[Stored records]

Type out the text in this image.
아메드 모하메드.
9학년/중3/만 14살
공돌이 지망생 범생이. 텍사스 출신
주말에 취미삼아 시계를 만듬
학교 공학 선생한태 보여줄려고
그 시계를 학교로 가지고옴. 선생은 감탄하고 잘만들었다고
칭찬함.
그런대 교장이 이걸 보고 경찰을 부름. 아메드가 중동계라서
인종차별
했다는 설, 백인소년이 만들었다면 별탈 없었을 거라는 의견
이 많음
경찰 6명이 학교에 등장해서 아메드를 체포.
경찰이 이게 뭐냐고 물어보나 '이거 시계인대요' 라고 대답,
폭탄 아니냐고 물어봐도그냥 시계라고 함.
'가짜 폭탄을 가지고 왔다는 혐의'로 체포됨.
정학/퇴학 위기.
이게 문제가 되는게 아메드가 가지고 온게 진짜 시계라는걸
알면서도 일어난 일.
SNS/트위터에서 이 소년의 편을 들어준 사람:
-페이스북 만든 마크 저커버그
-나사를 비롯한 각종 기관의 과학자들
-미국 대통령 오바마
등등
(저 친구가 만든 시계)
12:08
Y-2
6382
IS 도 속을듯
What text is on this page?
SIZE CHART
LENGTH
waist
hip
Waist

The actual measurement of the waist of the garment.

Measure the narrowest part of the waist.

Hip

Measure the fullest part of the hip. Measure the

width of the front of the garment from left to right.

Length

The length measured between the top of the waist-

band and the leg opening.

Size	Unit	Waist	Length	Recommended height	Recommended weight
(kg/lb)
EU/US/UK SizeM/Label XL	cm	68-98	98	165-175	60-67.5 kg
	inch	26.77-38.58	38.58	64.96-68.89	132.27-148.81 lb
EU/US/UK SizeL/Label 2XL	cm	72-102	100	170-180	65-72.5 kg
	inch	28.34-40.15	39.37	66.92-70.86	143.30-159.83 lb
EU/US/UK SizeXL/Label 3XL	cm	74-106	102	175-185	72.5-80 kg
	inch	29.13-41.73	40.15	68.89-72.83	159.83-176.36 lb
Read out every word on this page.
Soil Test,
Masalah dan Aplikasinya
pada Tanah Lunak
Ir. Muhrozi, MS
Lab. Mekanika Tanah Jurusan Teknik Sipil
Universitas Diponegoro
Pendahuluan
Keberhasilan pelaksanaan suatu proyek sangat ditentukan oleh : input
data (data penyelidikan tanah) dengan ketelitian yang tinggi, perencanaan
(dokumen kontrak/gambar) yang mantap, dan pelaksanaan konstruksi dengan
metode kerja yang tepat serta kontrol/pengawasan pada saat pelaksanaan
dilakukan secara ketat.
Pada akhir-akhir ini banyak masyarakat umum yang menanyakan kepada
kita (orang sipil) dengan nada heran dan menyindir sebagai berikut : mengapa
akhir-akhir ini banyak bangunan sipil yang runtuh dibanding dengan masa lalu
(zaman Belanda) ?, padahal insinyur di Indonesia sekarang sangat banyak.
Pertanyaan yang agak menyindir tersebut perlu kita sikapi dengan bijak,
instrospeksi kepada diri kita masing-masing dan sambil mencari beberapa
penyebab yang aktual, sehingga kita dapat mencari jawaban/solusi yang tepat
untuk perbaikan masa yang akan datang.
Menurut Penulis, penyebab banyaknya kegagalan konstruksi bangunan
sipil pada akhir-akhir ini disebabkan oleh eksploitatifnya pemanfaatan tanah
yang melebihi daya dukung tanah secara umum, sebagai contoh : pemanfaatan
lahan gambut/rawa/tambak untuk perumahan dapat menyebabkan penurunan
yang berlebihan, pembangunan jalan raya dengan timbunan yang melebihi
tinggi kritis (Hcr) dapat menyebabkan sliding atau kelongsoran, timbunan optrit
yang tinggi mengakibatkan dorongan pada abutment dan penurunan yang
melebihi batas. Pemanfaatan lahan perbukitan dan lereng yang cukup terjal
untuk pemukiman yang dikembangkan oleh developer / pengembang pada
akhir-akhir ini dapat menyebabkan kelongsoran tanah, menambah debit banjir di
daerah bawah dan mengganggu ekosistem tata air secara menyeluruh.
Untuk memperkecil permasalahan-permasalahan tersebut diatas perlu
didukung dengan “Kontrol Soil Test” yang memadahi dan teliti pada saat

- What you have to do
Look through the records and gather each line with the word "akhir".

- Solution to this task
Pada akhir-akhir ini banyak masyarakat umum yang menanyakan kepada
akhir-akhir ini banyak bangunan sipil yang runtuh dibanding dengan masa lalu
sipil pada akhir-akhir ini disebabkan oleh eksploitatifnya pemanfaatan tanah
akhir-akhir ini dapat menyebabkan kelongsoran tanah, menambah debit banjir di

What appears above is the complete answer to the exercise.